Task goal
Copy each line of the records that holds the string "JSON".

==== Data supplied ====

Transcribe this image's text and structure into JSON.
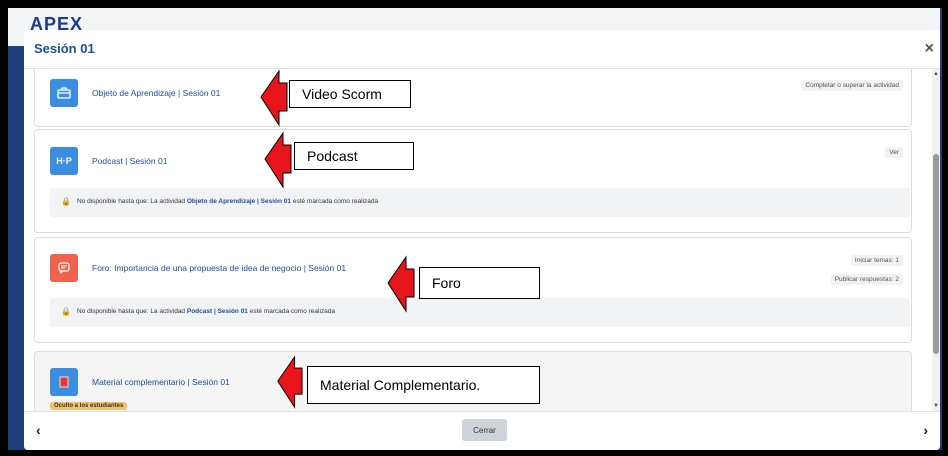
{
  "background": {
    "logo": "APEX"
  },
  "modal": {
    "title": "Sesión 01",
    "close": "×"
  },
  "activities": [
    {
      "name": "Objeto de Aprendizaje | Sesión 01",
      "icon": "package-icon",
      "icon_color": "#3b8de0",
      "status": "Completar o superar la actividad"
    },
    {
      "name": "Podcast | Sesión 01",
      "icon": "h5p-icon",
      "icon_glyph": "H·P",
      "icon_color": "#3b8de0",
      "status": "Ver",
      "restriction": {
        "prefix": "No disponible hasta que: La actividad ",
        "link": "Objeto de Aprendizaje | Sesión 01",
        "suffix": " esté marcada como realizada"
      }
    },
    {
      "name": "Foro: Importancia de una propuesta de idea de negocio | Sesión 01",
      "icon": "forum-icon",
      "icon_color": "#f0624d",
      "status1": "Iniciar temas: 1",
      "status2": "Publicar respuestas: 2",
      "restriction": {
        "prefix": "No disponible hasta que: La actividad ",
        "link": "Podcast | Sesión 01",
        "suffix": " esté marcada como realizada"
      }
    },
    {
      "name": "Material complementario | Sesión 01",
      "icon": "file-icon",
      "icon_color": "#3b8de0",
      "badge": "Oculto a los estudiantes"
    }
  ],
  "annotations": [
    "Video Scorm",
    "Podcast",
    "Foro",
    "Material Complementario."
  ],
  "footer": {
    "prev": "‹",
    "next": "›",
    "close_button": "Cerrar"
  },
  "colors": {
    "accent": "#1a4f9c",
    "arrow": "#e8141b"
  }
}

====
==== Data supplied ====

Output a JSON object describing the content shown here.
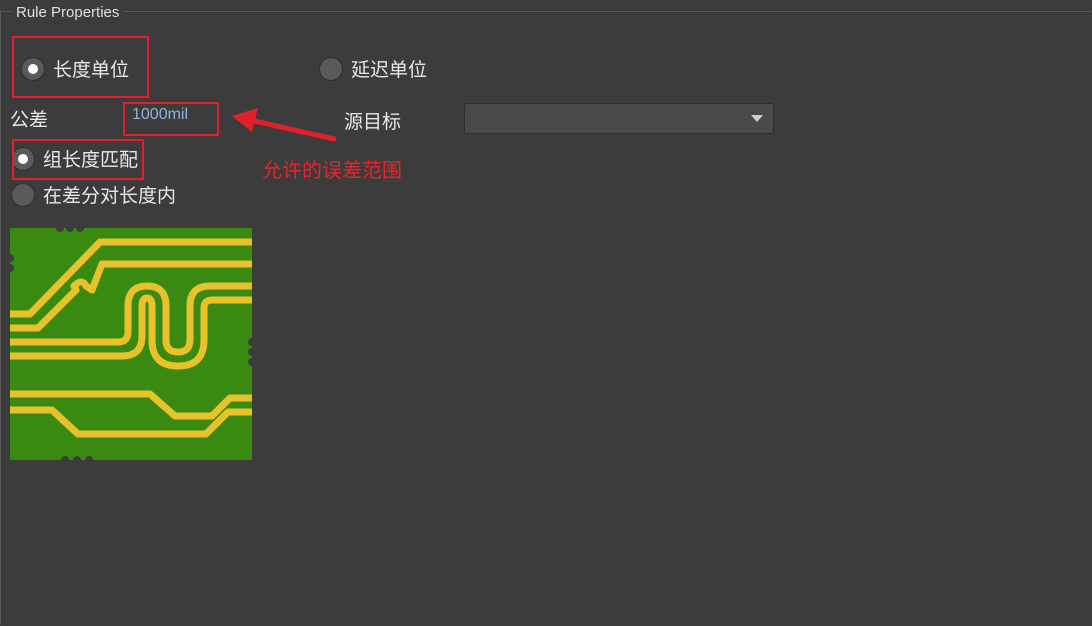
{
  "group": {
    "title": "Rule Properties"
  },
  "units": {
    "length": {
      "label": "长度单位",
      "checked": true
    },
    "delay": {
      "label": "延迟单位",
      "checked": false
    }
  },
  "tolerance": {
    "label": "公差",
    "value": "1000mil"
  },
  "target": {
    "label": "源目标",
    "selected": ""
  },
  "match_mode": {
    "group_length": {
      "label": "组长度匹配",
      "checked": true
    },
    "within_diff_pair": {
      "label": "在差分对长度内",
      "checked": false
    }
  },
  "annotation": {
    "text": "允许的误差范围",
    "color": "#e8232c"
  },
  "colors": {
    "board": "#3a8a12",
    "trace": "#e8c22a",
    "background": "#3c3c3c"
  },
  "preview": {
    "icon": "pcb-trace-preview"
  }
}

====

Solution
Transcribe this image's text and structure into JSON.
Output a JSON object describing the content shown here.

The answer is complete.